Document segment:

__________________________________________________

Prolyl isomerases in gene transcription.

BACKGROUND

Peptidyl-prolyl isomerases (PPIases) are enzymes that assist in the folding of newly-synthesized proteins and regulate the stability, localization, and activity of mature proteins. They do so by catalyzing reversible (cis-trans) rotation about the peptide bond that precedes proline, inducing conformational changes in target proteins.

SCOPE OF REVIEW

This review will discuss how PPIases regulate gene transcription by controlling the activity of (1) DNA-binding transcription regulatory proteins, (2) RNA polymerase II, and (3) chromatin and histone modifying enzymes.

MAJOR CONCLUSIONS

Members of each family of PPIase (cyclophilins, FKBPs, and parvulins) regulate gene transcription at multiple levels. In all but a few cases, the exact mechanisms remain elusive. Structure studies, development of specific inhibitors, and new methodologies for studying cis/trans isomerization in vivo represent some of the challenges in this new frontier that merges two important fields.

__________________________________________________

Parts of the exercise:
• a. Decide whether each statement agrees with the prolyl isomerase abstract, answering yes or no and quoting the deciding words. (i) PPIases catalyze rotation about the peptide bond that follows proline. (ii) The review covers how PPIases control the activity of RNA polymerase II. (iii) The exact mechanisms are known in most cases.
• b. Using the prolyl isomerase abstract, answer each question on its own line, marked (i), (ii), (iii).
(i) Which three families of PPIase are named?
(ii) What kind of rotation do PPIases catalyze?
(iii) Which three properties of mature proteins do PPIases regulate?
• c. Extend the prolyl isomerase abstract, picking up after its final sentence.
The lines that come after this point are separate material and not part of the prolyl isomerase abstract.

Information supplied:
__________________________________________________

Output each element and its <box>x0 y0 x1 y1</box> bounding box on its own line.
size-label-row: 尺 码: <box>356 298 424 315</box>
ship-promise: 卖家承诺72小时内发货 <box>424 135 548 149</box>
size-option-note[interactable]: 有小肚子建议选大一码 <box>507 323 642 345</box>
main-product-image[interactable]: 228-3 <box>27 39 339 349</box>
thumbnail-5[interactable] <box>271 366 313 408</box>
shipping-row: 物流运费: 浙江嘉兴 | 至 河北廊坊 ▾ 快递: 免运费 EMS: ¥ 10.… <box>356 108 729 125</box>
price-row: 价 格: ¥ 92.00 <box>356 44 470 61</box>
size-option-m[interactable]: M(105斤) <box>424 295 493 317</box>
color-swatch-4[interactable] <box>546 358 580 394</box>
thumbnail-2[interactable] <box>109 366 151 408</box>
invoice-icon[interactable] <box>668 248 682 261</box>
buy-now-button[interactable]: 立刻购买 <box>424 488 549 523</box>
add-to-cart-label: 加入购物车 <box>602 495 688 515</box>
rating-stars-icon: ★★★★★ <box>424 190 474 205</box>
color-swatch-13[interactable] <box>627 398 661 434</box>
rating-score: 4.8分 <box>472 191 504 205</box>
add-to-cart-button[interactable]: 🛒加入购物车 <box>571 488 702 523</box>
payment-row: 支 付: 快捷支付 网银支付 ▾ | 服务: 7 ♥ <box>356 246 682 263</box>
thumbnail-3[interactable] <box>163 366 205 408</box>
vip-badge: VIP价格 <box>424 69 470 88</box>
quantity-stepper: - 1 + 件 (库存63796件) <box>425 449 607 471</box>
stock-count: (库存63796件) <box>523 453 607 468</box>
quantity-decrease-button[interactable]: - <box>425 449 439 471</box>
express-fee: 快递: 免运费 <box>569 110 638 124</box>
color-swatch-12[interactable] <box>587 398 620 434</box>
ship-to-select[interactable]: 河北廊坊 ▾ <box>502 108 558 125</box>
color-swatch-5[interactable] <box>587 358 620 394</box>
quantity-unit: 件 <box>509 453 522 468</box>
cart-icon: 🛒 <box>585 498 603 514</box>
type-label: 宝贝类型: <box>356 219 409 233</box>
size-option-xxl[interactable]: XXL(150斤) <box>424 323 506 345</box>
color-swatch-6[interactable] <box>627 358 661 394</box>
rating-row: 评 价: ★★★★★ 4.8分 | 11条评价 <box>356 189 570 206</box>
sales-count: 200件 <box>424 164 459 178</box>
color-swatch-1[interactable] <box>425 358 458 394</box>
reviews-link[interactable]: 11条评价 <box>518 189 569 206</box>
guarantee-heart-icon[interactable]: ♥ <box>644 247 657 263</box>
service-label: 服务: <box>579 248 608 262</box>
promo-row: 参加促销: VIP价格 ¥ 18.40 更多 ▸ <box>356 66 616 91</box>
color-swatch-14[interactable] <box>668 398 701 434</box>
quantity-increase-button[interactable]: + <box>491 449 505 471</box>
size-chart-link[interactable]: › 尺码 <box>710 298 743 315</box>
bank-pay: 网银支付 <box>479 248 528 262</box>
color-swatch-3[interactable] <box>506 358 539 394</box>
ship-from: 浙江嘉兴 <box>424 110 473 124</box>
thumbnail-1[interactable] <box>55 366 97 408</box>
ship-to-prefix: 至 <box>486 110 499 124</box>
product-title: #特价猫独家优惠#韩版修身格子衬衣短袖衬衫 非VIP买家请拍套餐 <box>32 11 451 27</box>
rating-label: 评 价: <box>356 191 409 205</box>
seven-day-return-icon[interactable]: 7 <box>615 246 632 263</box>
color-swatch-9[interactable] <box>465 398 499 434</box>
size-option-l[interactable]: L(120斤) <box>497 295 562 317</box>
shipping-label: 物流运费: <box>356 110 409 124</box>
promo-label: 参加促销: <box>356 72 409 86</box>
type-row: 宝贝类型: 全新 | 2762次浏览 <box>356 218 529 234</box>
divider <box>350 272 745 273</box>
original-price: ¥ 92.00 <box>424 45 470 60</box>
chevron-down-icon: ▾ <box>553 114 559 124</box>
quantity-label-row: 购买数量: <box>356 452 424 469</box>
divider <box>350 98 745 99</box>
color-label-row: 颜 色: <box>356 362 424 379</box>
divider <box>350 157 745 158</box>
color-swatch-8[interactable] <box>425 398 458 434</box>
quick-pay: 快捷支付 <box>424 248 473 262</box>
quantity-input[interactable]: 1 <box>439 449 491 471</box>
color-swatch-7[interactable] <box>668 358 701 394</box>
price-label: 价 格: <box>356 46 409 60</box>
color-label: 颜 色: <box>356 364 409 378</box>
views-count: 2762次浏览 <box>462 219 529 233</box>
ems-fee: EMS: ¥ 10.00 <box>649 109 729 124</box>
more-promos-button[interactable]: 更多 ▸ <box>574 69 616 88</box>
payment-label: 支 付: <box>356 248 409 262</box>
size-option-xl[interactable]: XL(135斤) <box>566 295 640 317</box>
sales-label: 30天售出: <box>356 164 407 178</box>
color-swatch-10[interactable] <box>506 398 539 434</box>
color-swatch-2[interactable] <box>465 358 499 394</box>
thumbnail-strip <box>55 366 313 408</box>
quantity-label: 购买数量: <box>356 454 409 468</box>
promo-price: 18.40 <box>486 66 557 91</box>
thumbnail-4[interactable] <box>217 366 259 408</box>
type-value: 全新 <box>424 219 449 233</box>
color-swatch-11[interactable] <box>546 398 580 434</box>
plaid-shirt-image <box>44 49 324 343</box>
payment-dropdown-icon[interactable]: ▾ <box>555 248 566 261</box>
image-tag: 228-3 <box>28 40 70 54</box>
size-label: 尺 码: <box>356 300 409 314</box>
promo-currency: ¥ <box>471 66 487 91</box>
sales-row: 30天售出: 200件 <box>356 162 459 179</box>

__________________________________________________

Task-by-task outputs:
• a.
(i) No: "the peptide bond that precedes proline"
(ii) Yes: "(2) RNA polymerase II"
(iii) No: "In all but a few cases, the exact mechanisms remain elusive."

• b.
(i) Cyclophilins, FKBPs, and parvulins
(ii) Reversible (cis-trans) rotation about the peptide bond that precedes proline
(iii) Stability, localization, and activity

• c.
GENERAL SIGNIFICANCE

Prolyl isomerases have been found to play key regulatory roles in all phases of the transcription process. Moreover, PPIases control upstream signaling pathways that regulate gene-specific transcription during development, hormone response and environmental stress. Although transcription is often rate-limiting in the production of enzymes and structural proteins, post-transcriptional modifications are also critical, and PPIases play key roles here as well (see other reviews in this issue). This article is part of a Special Issue entitled Proline-directed Foldases: Cell Signaling Catalysts and Drug Targets.